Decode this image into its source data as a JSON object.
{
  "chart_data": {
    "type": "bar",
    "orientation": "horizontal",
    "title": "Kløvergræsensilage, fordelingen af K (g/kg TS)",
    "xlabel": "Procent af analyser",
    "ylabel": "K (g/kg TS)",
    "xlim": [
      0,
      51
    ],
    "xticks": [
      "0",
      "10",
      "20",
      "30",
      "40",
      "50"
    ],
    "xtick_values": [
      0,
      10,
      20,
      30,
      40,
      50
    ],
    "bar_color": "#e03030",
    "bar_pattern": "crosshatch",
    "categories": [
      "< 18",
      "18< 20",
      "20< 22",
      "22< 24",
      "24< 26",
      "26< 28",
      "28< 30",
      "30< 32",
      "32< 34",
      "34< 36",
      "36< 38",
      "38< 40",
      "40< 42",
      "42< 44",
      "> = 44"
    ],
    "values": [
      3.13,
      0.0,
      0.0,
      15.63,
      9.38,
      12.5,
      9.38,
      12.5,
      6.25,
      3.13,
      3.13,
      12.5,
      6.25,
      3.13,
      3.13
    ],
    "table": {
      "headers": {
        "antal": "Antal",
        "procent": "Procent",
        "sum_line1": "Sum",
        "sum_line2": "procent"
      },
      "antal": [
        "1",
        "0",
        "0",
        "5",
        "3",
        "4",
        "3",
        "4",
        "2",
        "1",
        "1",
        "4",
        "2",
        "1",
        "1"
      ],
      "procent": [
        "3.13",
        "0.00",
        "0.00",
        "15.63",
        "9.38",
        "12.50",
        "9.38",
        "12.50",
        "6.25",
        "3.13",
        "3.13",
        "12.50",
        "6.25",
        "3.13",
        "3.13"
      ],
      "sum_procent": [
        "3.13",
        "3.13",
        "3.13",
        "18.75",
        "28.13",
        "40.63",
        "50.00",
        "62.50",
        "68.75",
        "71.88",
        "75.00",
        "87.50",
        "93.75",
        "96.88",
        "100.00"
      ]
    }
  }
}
════════════════
_Work to do_
Transcribe all the entries, keeping each one exactly as it is.

_Correct answer_
Decode this image into its source data as a JSON object.
{
  "chart_data": {
    "type": "bar",
    "orientation": "horizontal",
    "title": "Kløvergræsensilage, fordelingen af K (g/kg TS)",
    "xlabel": "Procent af analyser",
    "ylabel": "K (g/kg TS)",
    "xlim": [
      0,
      51
    ],
    "xticks": [
      "0",
      "10",
      "20",
      "30",
      "40",
      "50"
    ],
    "xtick_values": [
      0,
      10,
      20,
      30,
      40,
      50
    ],
    "bar_color": "#e03030",
    "bar_pattern": "crosshatch",
    "categories": [
      "< 18",
      "18< 20",
      "20< 22",
      "22< 24",
      "24< 26",
      "26< 28",
      "28< 30",
      "30< 32",
      "32< 34",
      "34< 36",
      "36< 38",
      "38< 40",
      "40< 42",
      "42< 44",
      "> = 44"
    ],
    "values": [
      3.13,
      0.0,
      0.0,
      15.63,
      9.38,
      12.5,
      9.38,
      12.5,
      6.25,
      3.13,
      3.13,
      12.5,
      6.25,
      3.13,
      3.13
    ],
    "table": {
      "headers": {
        "antal": "Antal",
        "procent": "Procent",
        "sum_line1": "Sum",
        "sum_line2": "procent"
      },
      "antal": [
        "1",
        "0",
        "0",
        "5",
        "3",
        "4",
        "3",
        "4",
        "2",
        "1",
        "1",
        "4",
        "2",
        "1",
        "1"
      ],
      "procent": [
        "3.13",
        "0.00",
        "0.00",
        "15.63",
        "9.38",
        "12.50",
        "9.38",
        "12.50",
        "6.25",
        "3.13",
        "3.13",
        "12.50",
        "6.25",
        "3.13",
        "3.13"
      ],
      "sum_procent": [
        "3.13",
        "3.13",
        "3.13",
        "18.75",
        "28.13",
        "40.63",
        "50.00",
        "62.50",
        "68.75",
        "71.88",
        "75.00",
        "87.50",
        "93.75",
        "96.88",
        "100.00"
      ]
    }
  }
}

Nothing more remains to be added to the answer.